— START OF Records shown —

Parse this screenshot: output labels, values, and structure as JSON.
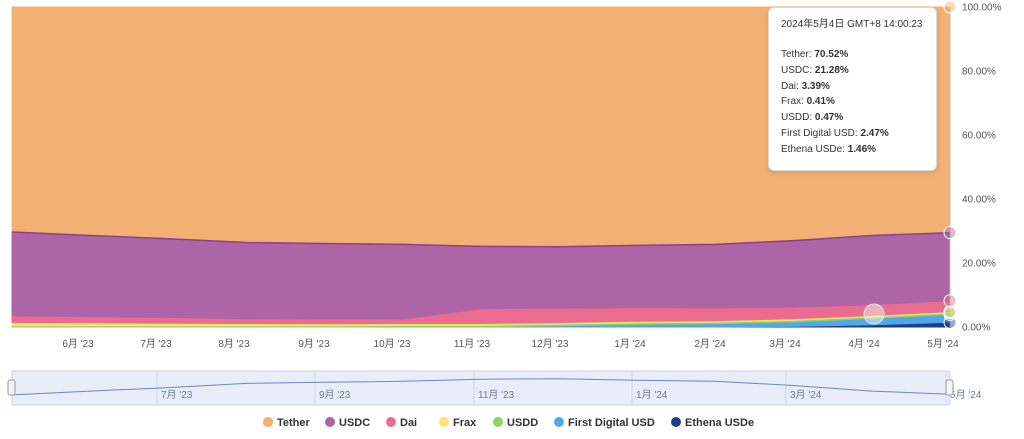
{
  "chart_data": {
    "type": "area",
    "stacked": true,
    "normalized": true,
    "x_ticks": [
      "6月 '23",
      "7月 '23",
      "8月 '23",
      "9月 '23",
      "10月 '23",
      "11月 '23",
      "12月 '23",
      "1月 '24",
      "2月 '24",
      "3月 '24",
      "4月 '24",
      "5月 '24"
    ],
    "y_ticks": [
      "0.00%",
      "20.00%",
      "40.00%",
      "60.00%",
      "80.00%",
      "100.00%"
    ],
    "ylim": [
      0,
      100
    ],
    "x_points": [
      "2023-05",
      "2023-06",
      "2023-07",
      "2023-08",
      "2023-09",
      "2023-10",
      "2023-11",
      "2023-12",
      "2024-01",
      "2024-02",
      "2024-03",
      "2024-04",
      "2024-05-04"
    ],
    "series": [
      {
        "name": "Tether",
        "color": "#f2b173",
        "values": [
          70.3,
          71.4,
          72.4,
          73.6,
          73.9,
          74.2,
          74.8,
          74.9,
          74.5,
          74.2,
          73.0,
          71.4,
          70.52
        ]
      },
      {
        "name": "USDC",
        "color": "#ad65a7",
        "values": [
          26.2,
          25.4,
          24.6,
          23.8,
          23.6,
          23.3,
          19.5,
          19.2,
          19.4,
          19.8,
          20.8,
          21.6,
          21.28
        ]
      },
      {
        "name": "Dai",
        "color": "#ea6c8f",
        "values": [
          2.1,
          1.9,
          1.8,
          1.5,
          1.5,
          1.4,
          4.6,
          4.5,
          4.3,
          4.0,
          3.6,
          3.4,
          3.39
        ]
      },
      {
        "name": "Frax",
        "color": "#f7e56d",
        "values": [
          1.0,
          0.9,
          0.8,
          0.7,
          0.6,
          0.6,
          0.6,
          0.5,
          0.5,
          0.5,
          0.5,
          0.4,
          0.41
        ]
      },
      {
        "name": "USDD",
        "color": "#8fd462",
        "values": [
          0.4,
          0.4,
          0.4,
          0.4,
          0.4,
          0.4,
          0.4,
          0.5,
          0.5,
          0.5,
          0.5,
          0.5,
          0.47
        ]
      },
      {
        "name": "First Digital USD",
        "color": "#52a8e6",
        "values": [
          0.0,
          0.0,
          0.0,
          0.0,
          0.0,
          0.1,
          0.1,
          0.4,
          0.8,
          1.0,
          1.4,
          2.0,
          2.47
        ]
      },
      {
        "name": "Ethena USDe",
        "color": "#1f3d8f",
        "values": [
          0.0,
          0.0,
          0.0,
          0.0,
          0.0,
          0.0,
          0.0,
          0.0,
          0.0,
          0.0,
          0.2,
          0.7,
          1.46
        ]
      }
    ],
    "navigator_ticks": [
      "7月 '23",
      "9月 '23",
      "11月 '23",
      "1月 '24",
      "3月 '24",
      "5月 '24"
    ],
    "navigator_values": [
      70.3,
      71.4,
      72.4,
      73.6,
      73.9,
      74.2,
      74.8,
      74.9,
      74.5,
      74.2,
      73.0,
      71.4,
      70.52
    ],
    "legend_position": "bottom"
  },
  "tooltip": {
    "title": "2024年5月4日 GMT+8 14:00:23",
    "rows": [
      {
        "label": "Tether: ",
        "value": "70.52%"
      },
      {
        "label": "USDC: ",
        "value": "21.28%"
      },
      {
        "label": "Dai: ",
        "value": "3.39%"
      },
      {
        "label": "Frax: ",
        "value": "0.41%"
      },
      {
        "label": "USDD: ",
        "value": "0.47%"
      },
      {
        "label": "First Digital USD: ",
        "value": "2.47%"
      },
      {
        "label": "Ethena USDe: ",
        "value": "1.46%"
      }
    ]
  }
}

— END OF Records shown —

▸ Directive: Quote the material word for word, dropping any images it holds.

▸ Written response:
Parse this screenshot: output labels, values, and structure as JSON.
{
  "chart_data": {
    "type": "area",
    "stacked": true,
    "normalized": true,
    "x_ticks": [
      "6月 '23",
      "7月 '23",
      "8月 '23",
      "9月 '23",
      "10月 '23",
      "11月 '23",
      "12月 '23",
      "1月 '24",
      "2月 '24",
      "3月 '24",
      "4月 '24",
      "5月 '24"
    ],
    "y_ticks": [
      "0.00%",
      "20.00%",
      "40.00%",
      "60.00%",
      "80.00%",
      "100.00%"
    ],
    "ylim": [
      0,
      100
    ],
    "x_points": [
      "2023-05",
      "2023-06",
      "2023-07",
      "2023-08",
      "2023-09",
      "2023-10",
      "2023-11",
      "2023-12",
      "2024-01",
      "2024-02",
      "2024-03",
      "2024-04",
      "2024-05-04"
    ],
    "series": [
      {
        "name": "Tether",
        "color": "#f2b173",
        "values": [
          70.3,
          71.4,
          72.4,
          73.6,
          73.9,
          74.2,
          74.8,
          74.9,
          74.5,
          74.2,
          73.0,
          71.4,
          70.52
        ]
      },
      {
        "name": "USDC",
        "color": "#ad65a7",
        "values": [
          26.2,
          25.4,
          24.6,
          23.8,
          23.6,
          23.3,
          19.5,
          19.2,
          19.4,
          19.8,
          20.8,
          21.6,
          21.28
        ]
      },
      {
        "name": "Dai",
        "color": "#ea6c8f",
        "values": [
          2.1,
          1.9,
          1.8,
          1.5,
          1.5,
          1.4,
          4.6,
          4.5,
          4.3,
          4.0,
          3.6,
          3.4,
          3.39
        ]
      },
      {
        "name": "Frax",
        "color": "#f7e56d",
        "values": [
          1.0,
          0.9,
          0.8,
          0.7,
          0.6,
          0.6,
          0.6,
          0.5,
          0.5,
          0.5,
          0.5,
          0.4,
          0.41
        ]
      },
      {
        "name": "USDD",
        "color": "#8fd462",
        "values": [
          0.4,
          0.4,
          0.4,
          0.4,
          0.4,
          0.4,
          0.4,
          0.5,
          0.5,
          0.5,
          0.5,
          0.5,
          0.47
        ]
      },
      {
        "name": "First Digital USD",
        "color": "#52a8e6",
        "values": [
          0.0,
          0.0,
          0.0,
          0.0,
          0.0,
          0.1,
          0.1,
          0.4,
          0.8,
          1.0,
          1.4,
          2.0,
          2.47
        ]
      },
      {
        "name": "Ethena USDe",
        "color": "#1f3d8f",
        "values": [
          0.0,
          0.0,
          0.0,
          0.0,
          0.0,
          0.0,
          0.0,
          0.0,
          0.0,
          0.0,
          0.2,
          0.7,
          1.46
        ]
      }
    ],
    "navigator_ticks": [
      "7月 '23",
      "9月 '23",
      "11月 '23",
      "1月 '24",
      "3月 '24",
      "5月 '24"
    ],
    "navigator_values": [
      70.3,
      71.4,
      72.4,
      73.6,
      73.9,
      74.2,
      74.8,
      74.9,
      74.5,
      74.2,
      73.0,
      71.4,
      70.52
    ],
    "legend_position": "bottom"
  },
  "tooltip": {
    "title": "2024年5月4日 GMT+8 14:00:23",
    "rows": [
      {
        "label": "Tether: ",
        "value": "70.52%"
      },
      {
        "label": "USDC: ",
        "value": "21.28%"
      },
      {
        "label": "Dai: ",
        "value": "3.39%"
      },
      {
        "label": "Frax: ",
        "value": "0.41%"
      },
      {
        "label": "USDD: ",
        "value": "0.47%"
      },
      {
        "label": "First Digital USD: ",
        "value": "2.47%"
      },
      {
        "label": "Ethena USDe: ",
        "value": "1.46%"
      }
    ]
  }
}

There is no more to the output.